(Extracted records)
## Begin
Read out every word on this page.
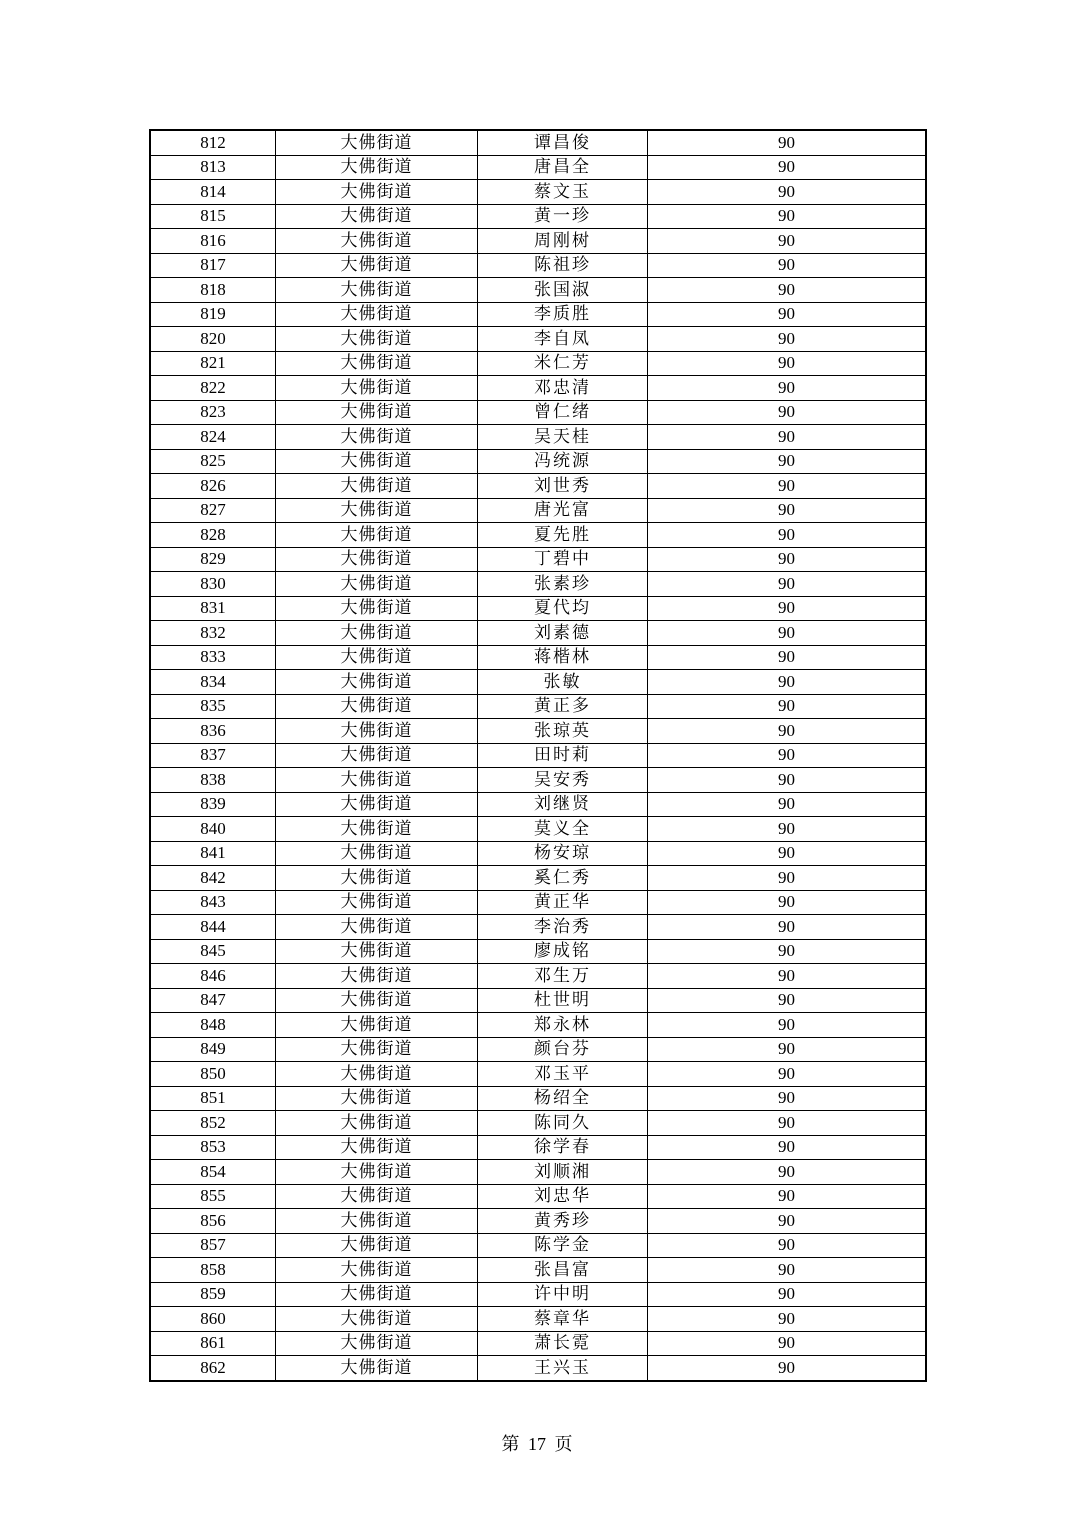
812	大佛街道	谭昌俊	90
813	大佛街道	唐昌全	90
814	大佛街道	蔡文玉	90
815	大佛街道	黄一珍	90
816	大佛街道	周刚树	90
817	大佛街道	陈祖珍	90
818	大佛街道	张国淑	90
819	大佛街道	李质胜	90
820	大佛街道	李自凤	90
821	大佛街道	米仁芳	90
822	大佛街道	邓忠清	90
823	大佛街道	曾仁绪	90
824	大佛街道	吴天桂	90
825	大佛街道	冯统源	90
826	大佛街道	刘世秀	90
827	大佛街道	唐光富	90
828	大佛街道	夏先胜	90
829	大佛街道	丁碧中	90
830	大佛街道	张素珍	90
831	大佛街道	夏代均	90
832	大佛街道	刘素德	90
833	大佛街道	蒋楷林	90
834	大佛街道	张敏	90
835	大佛街道	黄正多	90
836	大佛街道	张琼英	90
837	大佛街道	田时莉	90
838	大佛街道	吴安秀	90
839	大佛街道	刘继贤	90
840	大佛街道	莫义全	90
841	大佛街道	杨安琼	90
842	大佛街道	奚仁秀	90
843	大佛街道	黄正华	90
844	大佛街道	李治秀	90
845	大佛街道	廖成铭	90
846	大佛街道	邓生万	90
847	大佛街道	杜世明	90
848	大佛街道	郑永林	90
849	大佛街道	颜台芬	90
850	大佛街道	邓玉平	90
851	大佛街道	杨绍全	90
852	大佛街道	陈同久	90
853	大佛街道	徐学春	90
854	大佛街道	刘顺湘	90
855	大佛街道	刘忠华	90
856	大佛街道	黄秀珍	90
857	大佛街道	陈学金	90
858	大佛街道	张昌富	90
859	大佛街道	许中明	90
860	大佛街道	蔡章华	90
861	大佛街道	萧长霓	90
862	大佛街道	王兴玉	90
第 17 页
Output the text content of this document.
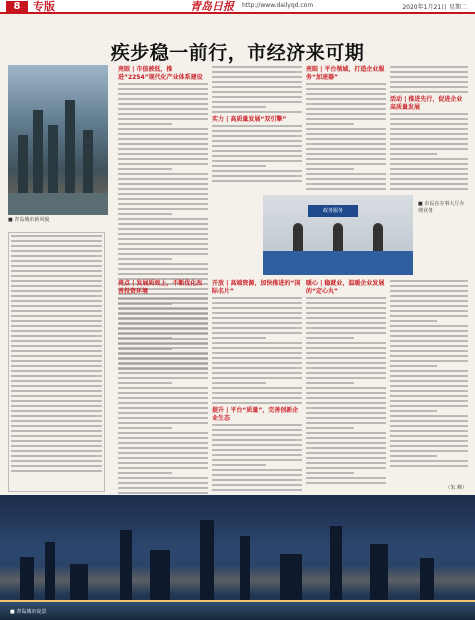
8	专版	青岛日报 http://www.dailyqd.com	2020年1月21日 星期二
疾步稳一前行，市经济来可期
■ 青岛城市新风貌
亮眼 | 市值被低，推进“2254”现代化产业体系建设
实力 | 高质量发展“双引擎”
亮眼 | 平台领域，打造企业服务“加速器”
活动 | 推进先行，促进企业高质量发展
政务服务
■ 市民在办事大厅办理业务
亮点 | 发展质效上，不断优化改善投资环境
开放 | 高端资源，加快推进的“国际名片”
提升 | 平台“质量”，完善创新企业生态
暖心 | 稳就业，温暖企业发展的“定心丸”
（朱 峰）
■ 青岛城市夜景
## End
TASK TO COMPLETE —
Return all of the data exactly as written, and drop the pictures.

ANSWER TO THE TASK —
Read out every word on this page.
812	大佛街道	谭昌俊	90
813	大佛街道	唐昌全	90
814	大佛街道	蔡文玉	90
815	大佛街道	黄一珍	90
816	大佛街道	周刚树	90
817	大佛街道	陈祖珍	90
818	大佛街道	张国淑	90
819	大佛街道	李质胜	90
820	大佛街道	李自凤	90
821	大佛街道	米仁芳	90
822	大佛街道	邓忠清	90
823	大佛街道	曾仁绪	90
824	大佛街道	吴天桂	90
825	大佛街道	冯统源	90
826	大佛街道	刘世秀	90
827	大佛街道	唐光富	90
828	大佛街道	夏先胜	90
829	大佛街道	丁碧中	90
830	大佛街道	张素珍	90
831	大佛街道	夏代均	90
832	大佛街道	刘素德	90
833	大佛街道	蒋楷林	90
834	大佛街道	张敏	90
835	大佛街道	黄正多	90
836	大佛街道	张琼英	90
837	大佛街道	田时莉	90
838	大佛街道	吴安秀	90
839	大佛街道	刘继贤	90
840	大佛街道	莫义全	90
841	大佛街道	杨安琼	90
842	大佛街道	奚仁秀	90
843	大佛街道	黄正华	90
844	大佛街道	李治秀	90
845	大佛街道	廖成铭	90
846	大佛街道	邓生万	90
847	大佛街道	杜世明	90
848	大佛街道	郑永林	90
849	大佛街道	颜台芬	90
850	大佛街道	邓玉平	90
851	大佛街道	杨绍全	90
852	大佛街道	陈同久	90
853	大佛街道	徐学春	90
854	大佛街道	刘顺湘	90
855	大佛街道	刘忠华	90
856	大佛街道	黄秀珍	90
857	大佛街道	陈学金	90
858	大佛街道	张昌富	90
859	大佛街道	许中明	90
860	大佛街道	蔡章华	90
861	大佛街道	萧长霓	90
862	大佛街道	王兴玉	90
第 17 页
Output the text content of this document.
8	专版	青岛日报 http://www.dailyqd.com	2020年1月21日 星期二
疾步稳一前行，市经济来可期
■ 青岛城市新风貌
亮眼 | 市值被低，推进“2254”现代化产业体系建设
实力 | 高质量发展“双引擎”
亮眼 | 平台领域，打造企业服务“加速器”
活动 | 推进先行，促进企业高质量发展
政务服务
■ 市民在办事大厅办理业务
亮点 | 发展质效上，不断优化改善投资环境
开放 | 高端资源，加快推进的“国际名片”
提升 | 平台“质量”，完善创新企业生态
暖心 | 稳就业，温暖企业发展的“定心丸”
（朱 峰）
■ 青岛城市夜景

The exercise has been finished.